**Задание:**
Перечислите всех людей, которых интервью с Петром Семаком ниже называет по имени или фамилии. Героев пьес не считайте.

**Источник:**
◇ ◇ ◇ ◇
Петр Семак: 

«Из Петербурга в Москву и ОБРАТНО»

 

Актер Малого драматического театра – Театра Европы Петр Семак значится в списке

номинантов грядущей юбилейной «Золотой маски» - за роль Астрова в спектакле Льва

Додина «Дяда Ваня». Впрочем, поговорить мы собирались давно, с тех пор как он

вернулся из Москвы, и года не пробыв в труппе МХАТа п/р Олега Табакова. Звоню

Семаку домой часов в десять утра, чтобы договориться о встрече. Утро такое морозное,

что нос даже из-под одеяла высовывать не хочется. Жена отвечает: «А он бегает». Я даже

не поняла сначала: «Как бегает?» - «Да так, вместо зарядки». Через полчаса снова номер

набираю, на сей раз подходит дочка Настя. «Нет, - говорит, - еще не пришел. Он обычно

часа полтора бегает. Мы даже волнуемся иногда». В итоге все же договорились, встретились

днем, в театре, взяли чаю в буфете. Я говорю: «Ты, Петь, кури, не стесняйся. За разговором

в самый раз». А он мне: « Да не курю я. Бросил». Чувствую: не узнаю человека. Почти с

детства (с моего, конечно, детства) знакомы, а не узнаю. Что-то появилось в Семаке новое,

неуловимое. В одном была уверена: это «что-то – правильное, позитивное».

 

 

ЛЮБОВЬ     БЫВАЕТ  ТОЛЬКО    РАЗ  В   ЖИЗНИ

 

— Давай начнем все же с твоего возвращения в Петербург. Все уезжают, а ты вот вернулся. Это здорово, рады очень. Но все же — почему? Ты вернулся потому, что Додин предложил тебе сыграть в «Дяде Ване»?

— Нет. Это случилось уже после Москвы. Я встретил Валерия Николаевича Галендеева, своего педагога по речи, который на всех спектаклях с Додиным работает. И он мне говорит: «Это я от себя спрашиваю,   не   по   чьей-то просьбе: не сыграли бы вы, Петя, дядю Ваню?» Конечно, я согласился. Но дядю Ваню я  репетировал всего одну репетицию, после чего меня Додин спросил: «Может, Петя, вы попробуете Астрова?» 

  Не удивило тебя такое предложение?

— Да меня в этом театре уже ничего не удивляет. Тут столько всего было неожиданного и парадоксального! Не скрою, дядю Ваню сыграть очень хотелось. Но я ус­покоил себя той мыслью, что Войницкого еще и через десять лет смогу сыграть, Астров все-таки помоложе. 

  На одной из пресс-конференций, которую Табаков давал в Питере, кто-то из журналистов про тебя спросил и полу­чил ответ: «Семак разочаровался в том театре, куда намеревался перейти».

— Нет, это не так. Дело не в театре, а во мне. Меня же во МХАТ сватали еще в 2001 году, когда я играл в Москве премьеру «Чайки» со шрамом на лбу. На репетиции ехал на велосипеде, не вписался в поворот и полетел со сцены головой в ступеньку. Вот ты смеешься, а я чуть насмерть не убился.
◇ ◇ ◇ ◇
(Записи о пространственном расположении)
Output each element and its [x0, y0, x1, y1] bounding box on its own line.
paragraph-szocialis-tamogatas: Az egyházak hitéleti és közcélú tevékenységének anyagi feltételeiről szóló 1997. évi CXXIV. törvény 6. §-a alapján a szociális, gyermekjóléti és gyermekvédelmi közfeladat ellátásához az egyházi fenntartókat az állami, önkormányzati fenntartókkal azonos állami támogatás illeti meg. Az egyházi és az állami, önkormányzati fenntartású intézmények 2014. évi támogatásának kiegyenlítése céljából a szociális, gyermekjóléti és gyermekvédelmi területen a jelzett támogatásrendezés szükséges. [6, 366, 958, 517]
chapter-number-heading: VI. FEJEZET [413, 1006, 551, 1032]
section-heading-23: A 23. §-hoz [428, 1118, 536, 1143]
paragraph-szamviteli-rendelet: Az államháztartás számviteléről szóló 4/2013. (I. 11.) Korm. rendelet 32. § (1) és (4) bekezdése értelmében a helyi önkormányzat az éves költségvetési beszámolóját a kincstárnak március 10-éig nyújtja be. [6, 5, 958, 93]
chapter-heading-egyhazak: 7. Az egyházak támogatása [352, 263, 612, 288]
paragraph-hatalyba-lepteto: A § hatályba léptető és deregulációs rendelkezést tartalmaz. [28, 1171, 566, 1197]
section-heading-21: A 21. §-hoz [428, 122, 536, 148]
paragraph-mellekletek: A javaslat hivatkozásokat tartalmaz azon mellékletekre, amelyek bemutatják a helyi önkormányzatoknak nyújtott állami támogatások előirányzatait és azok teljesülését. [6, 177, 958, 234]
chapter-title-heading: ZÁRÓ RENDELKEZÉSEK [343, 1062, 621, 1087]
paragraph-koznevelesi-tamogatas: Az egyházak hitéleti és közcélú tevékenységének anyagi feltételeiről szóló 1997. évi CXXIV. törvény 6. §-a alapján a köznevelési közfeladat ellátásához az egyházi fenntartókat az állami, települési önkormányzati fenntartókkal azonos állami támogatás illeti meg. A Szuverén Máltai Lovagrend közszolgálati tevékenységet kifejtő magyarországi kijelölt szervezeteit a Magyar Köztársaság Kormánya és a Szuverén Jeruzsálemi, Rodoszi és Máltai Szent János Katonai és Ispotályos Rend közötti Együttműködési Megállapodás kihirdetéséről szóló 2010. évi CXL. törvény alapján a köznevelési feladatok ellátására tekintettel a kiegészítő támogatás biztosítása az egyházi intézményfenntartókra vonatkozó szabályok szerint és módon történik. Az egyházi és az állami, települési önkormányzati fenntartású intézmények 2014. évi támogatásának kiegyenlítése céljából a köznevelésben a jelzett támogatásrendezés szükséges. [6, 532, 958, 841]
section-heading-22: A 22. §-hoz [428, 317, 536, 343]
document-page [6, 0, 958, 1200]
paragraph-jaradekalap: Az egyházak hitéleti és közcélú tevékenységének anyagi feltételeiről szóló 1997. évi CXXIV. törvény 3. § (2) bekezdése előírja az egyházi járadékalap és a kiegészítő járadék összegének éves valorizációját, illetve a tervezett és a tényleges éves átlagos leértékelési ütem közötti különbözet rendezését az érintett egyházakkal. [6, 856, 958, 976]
◇ ◇ ◇ ◇
**Ответ:**
Петр Семак
Лев Додин
Олег Табаков
Настя, дочь Семака
Валерий Николаевич Галендеев